Tarefa proposta A => No texto sobre Lampião, reescreva tudo desde "Foi aí que ele" até "das mais tranquilizadoras.", trocando o nome "Arthur Bernardes" por "Washington Luís".
Tarefa proposta B => Dê seguimento ao relato sobre Lampião no Juazeiro, começando logo depois da última frase.

Texto fornecido =>
Por Nertan Macêdo
Nos idos de
1926, Lampião entrou triunfalmente no místico reluto do padre Cícero Romão
Batista, o Juazeiro do Cariri.
Foi aí que ele
recebeu, por ordem do taumaturgo, a celebérrima patente de Capitão Patriota
para perseguir a Coluna Prestes que punha em constante sobressalto o governo
Arthur Bernardes.
Agraciado pelo
padrinho dos romeiros e beatos, agora ostentando seus três bonitos galões de
oficial, Lampião mandou um emissário ao sertão pernambucano, Andrelino Pereira,
natural da Bahia do Icó, aos comandantes de volantes que o perseguiam.
Queria saber
apenas isto: como o receberiam os “colegas” pernambucanos...
Diz Optato
Gueiros, em suas memórias, que a resposta não foi das mais tranquilizadoras.
Retornou
Andrelino a um capão da chapada do Araripe, onde o Capitão aguardava a
resposta, dando-lhe a informação seguinte:
- As coisas lá
para as bandas do Salgueiro, como em Vila Bela, não andam boas. Todo mundo já
sabe que vosmicê é Capitão, mas os tenentes, por uma só boca, estão dizendo que
se o senhor aparecer por lá a coisa vai se complicar.
Lampião
rosnou, conformado com a sua sina:
- É... Desta
viagem eu queria ver de perto se esse tal de Carlos Prestes prestava mesmo.

(Dados de disposição espacial)
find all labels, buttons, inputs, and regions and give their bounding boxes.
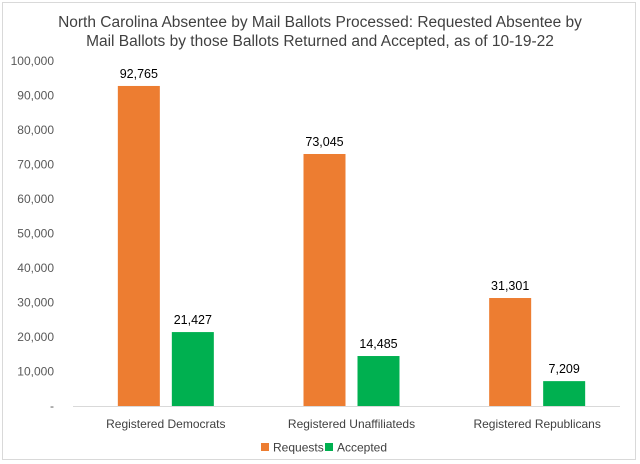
y-tick-label: 10,000 xyxy=(17,365,54,379)
data-label-accepted: 21,427 xyxy=(174,313,212,327)
y-tick-label: 50,000 xyxy=(17,227,54,241)
y-tick-label: 40,000 xyxy=(17,261,54,275)
bar-requests-2 xyxy=(303,153,346,406)
x-axis-categories: Registered Democrats Registered Unaffilia… xyxy=(106,417,601,431)
legend-label-requests: Requests xyxy=(273,441,324,455)
x-category-label: Registered Unaffiliateds xyxy=(288,417,415,431)
data-label-requests: 92,765 xyxy=(120,67,158,81)
data-label-requests: 31,301 xyxy=(491,279,529,293)
data-label-accepted: 14,485 xyxy=(359,337,397,351)
y-tick-label: 90,000 xyxy=(17,89,54,103)
data-labels: 92,765 21,427 73,045 14,485 31,301 7,209 xyxy=(120,67,580,376)
y-tick-label: 100,000 xyxy=(11,54,55,68)
legend: Requests Accepted xyxy=(261,441,387,455)
bar-accepted-2 xyxy=(357,356,400,406)
chart-title-line-1: North Carolina Absentee by Mail Ballots … xyxy=(58,14,582,31)
y-tick-label: - xyxy=(50,399,54,413)
x-category-label: Registered Democrats xyxy=(106,417,225,431)
bar-accepted-1 xyxy=(171,332,214,406)
bars xyxy=(117,85,586,406)
bar-requests-1 xyxy=(117,85,160,406)
bar-requests-3 xyxy=(489,298,532,406)
data-label-requests: 73,045 xyxy=(305,135,343,149)
y-axis: - 10,000 20,000 30,000 40,000 50,000 60,000 70,… xyxy=(11,54,55,413)
y-tick-label: 70,000 xyxy=(17,158,54,172)
y-tick-label: 30,000 xyxy=(17,296,54,310)
bar-accepted-3 xyxy=(543,381,586,406)
x-category-label: Registered Republicans xyxy=(473,417,600,431)
legend-swatch-accepted xyxy=(325,443,333,451)
y-tick-label: 20,000 xyxy=(17,330,54,344)
y-tick-label: 80,000 xyxy=(17,123,54,137)
data-label-accepted: 7,209 xyxy=(549,362,580,376)
legend-swatch-requests xyxy=(261,443,269,451)
y-tick-label: 60,000 xyxy=(17,192,54,206)
chart-title-line-2: Mail Ballots by those Ballots Returned a… xyxy=(86,33,554,50)
legend-label-accepted: Accepted xyxy=(337,441,387,455)
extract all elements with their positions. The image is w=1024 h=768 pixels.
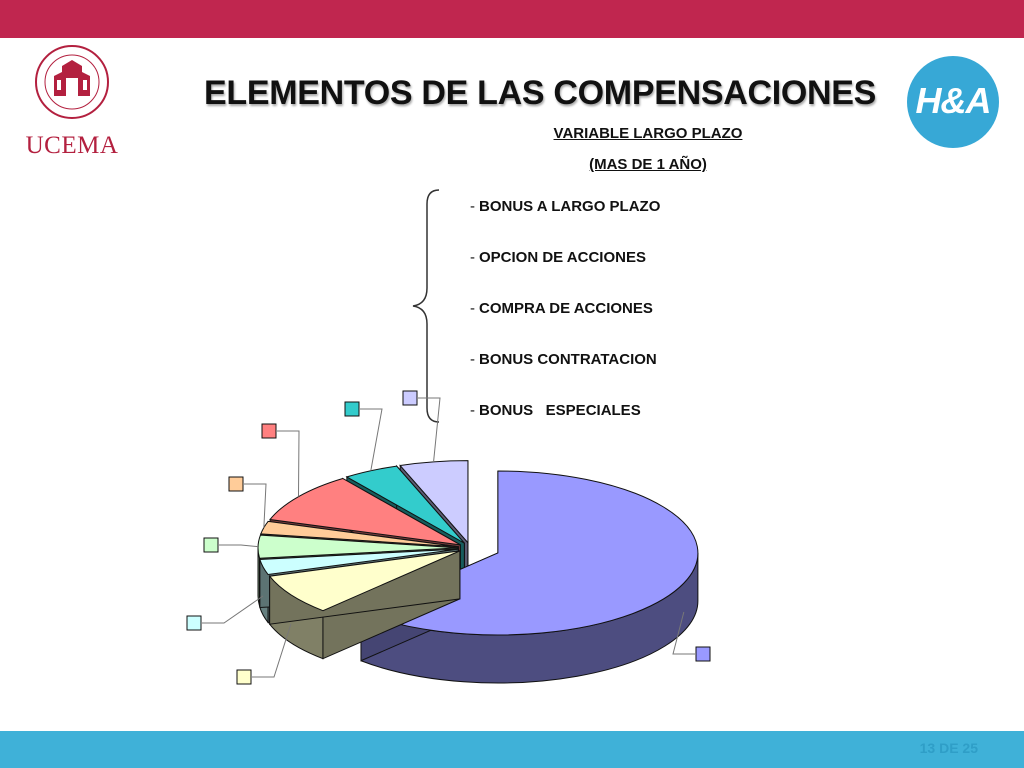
slide-title: ELEMENTOS DE LAS COMPENSACIONES bbox=[203, 74, 877, 112]
legend-swatch bbox=[236, 669, 252, 685]
leader-line bbox=[219, 544, 259, 548]
pie-slice-top bbox=[259, 548, 459, 576]
top-accent-bar bbox=[0, 0, 1024, 38]
pie-slice-top bbox=[269, 477, 461, 546]
list-item: - COMPRA DE ACCIONES bbox=[470, 300, 653, 317]
leader-line bbox=[277, 430, 300, 497]
list-dash: - bbox=[470, 351, 475, 368]
pie-slice-top bbox=[257, 534, 459, 559]
page-indicator: 13 DE 25 bbox=[919, 740, 978, 756]
curly-brace-icon bbox=[412, 189, 440, 423]
list-item-label: BONUS A LARGO PLAZO bbox=[479, 198, 661, 215]
legend-swatch bbox=[402, 390, 418, 406]
legend-swatch bbox=[695, 646, 711, 662]
pie-slice-top bbox=[345, 465, 465, 544]
legend-swatch bbox=[228, 476, 244, 492]
list-dash: - bbox=[470, 402, 475, 419]
list-dash: - bbox=[470, 198, 475, 215]
ha-logo-text: H&A bbox=[915, 80, 992, 121]
list-item: - BONUS A LARGO PLAZO bbox=[470, 198, 660, 215]
leader-line bbox=[672, 611, 695, 655]
leader-line bbox=[418, 397, 441, 462]
pie-slice bbox=[268, 550, 461, 660]
leader-line bbox=[202, 595, 264, 624]
pie-slice-top bbox=[268, 550, 461, 612]
legend-swatch bbox=[203, 537, 219, 553]
ha-logo: H&A bbox=[907, 56, 999, 148]
legend-swatch bbox=[344, 401, 360, 417]
subtitle-line-2: (MAS DE 1 AÑO) bbox=[589, 156, 707, 173]
leader-line bbox=[360, 408, 383, 471]
bottom-accent-bar: 13 DE 25 bbox=[0, 731, 1024, 768]
legend-swatch bbox=[186, 615, 202, 631]
list-item-label: COMPRA DE ACCIONES bbox=[479, 300, 653, 317]
leader-line bbox=[252, 623, 292, 678]
list-item: - BONUS CONTRATACION bbox=[470, 351, 657, 368]
leader-line bbox=[244, 483, 267, 528]
ucema-wordmark: UCEMA bbox=[25, 132, 119, 159]
subtitle-line-1: VARIABLE LARGO PLAZO bbox=[553, 125, 743, 142]
list-dash: - bbox=[470, 249, 475, 266]
pie-slice-top bbox=[260, 520, 459, 548]
list-dash: - bbox=[470, 300, 475, 317]
ucema-seal-logo bbox=[35, 45, 109, 119]
list-item: - BONUS ESPECIALES bbox=[470, 402, 641, 419]
list-item-label: BONUS CONTRATACION bbox=[479, 351, 657, 368]
list-item: - OPCION DE ACCIONES bbox=[470, 249, 646, 266]
list-item-label: BONUS ESPECIALES bbox=[479, 402, 641, 419]
list-item-label: OPCION DE ACCIONES bbox=[479, 249, 646, 266]
legend-swatch bbox=[261, 423, 277, 439]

Resposta A =>
Foi aí que ele
recebeu, por ordem do taumaturgo, a celebérrima patente de Capitão Patriota
para perseguir a Coluna Prestes que punha em constante sobressalto o governo
Washington Luís.
Agraciado pelo
padrinho dos romeiros e beatos, agora ostentando seus três bonitos galões de
oficial, Lampião mandou um emissário ao sertão pernambucano, Andrelino Pereira,
natural da Bahia do Icó, aos comandantes de volantes que o perseguiam.
Queria saber
apenas isto: como o receberiam os “colegas” pernambucanos...
Diz Optato
Gueiros, em suas memórias, que a resposta não foi das mais tranquilizadoras.

Resposta B =>
Mas, sendo assim, a espingarda vai cantar na cantiga velha...
E ordenou ao
“cabra” Fogueira ler a patente, para que também Andrelino Não duvidasse da sua
autoridade militar.
Quem mandou
chamar Lampião a Juazeiro foi o general-deputado Floro Bartolomeu da Costa, de
sombria memória no sertão cearense. O chamado foi feito em nome do padre Cícero,
já que Lampião não confiava no general.
Um romeiro
alagoano de Correntes, Francisco Chagas, foi encarregado de guia-lo ao
Juazeiro. Encontrou o Capitão num raio de cinquenta léguas da cidade, num lugar
denominado Carnaúba. Esse Chagas havia se valido da proteção do Padre Cícero.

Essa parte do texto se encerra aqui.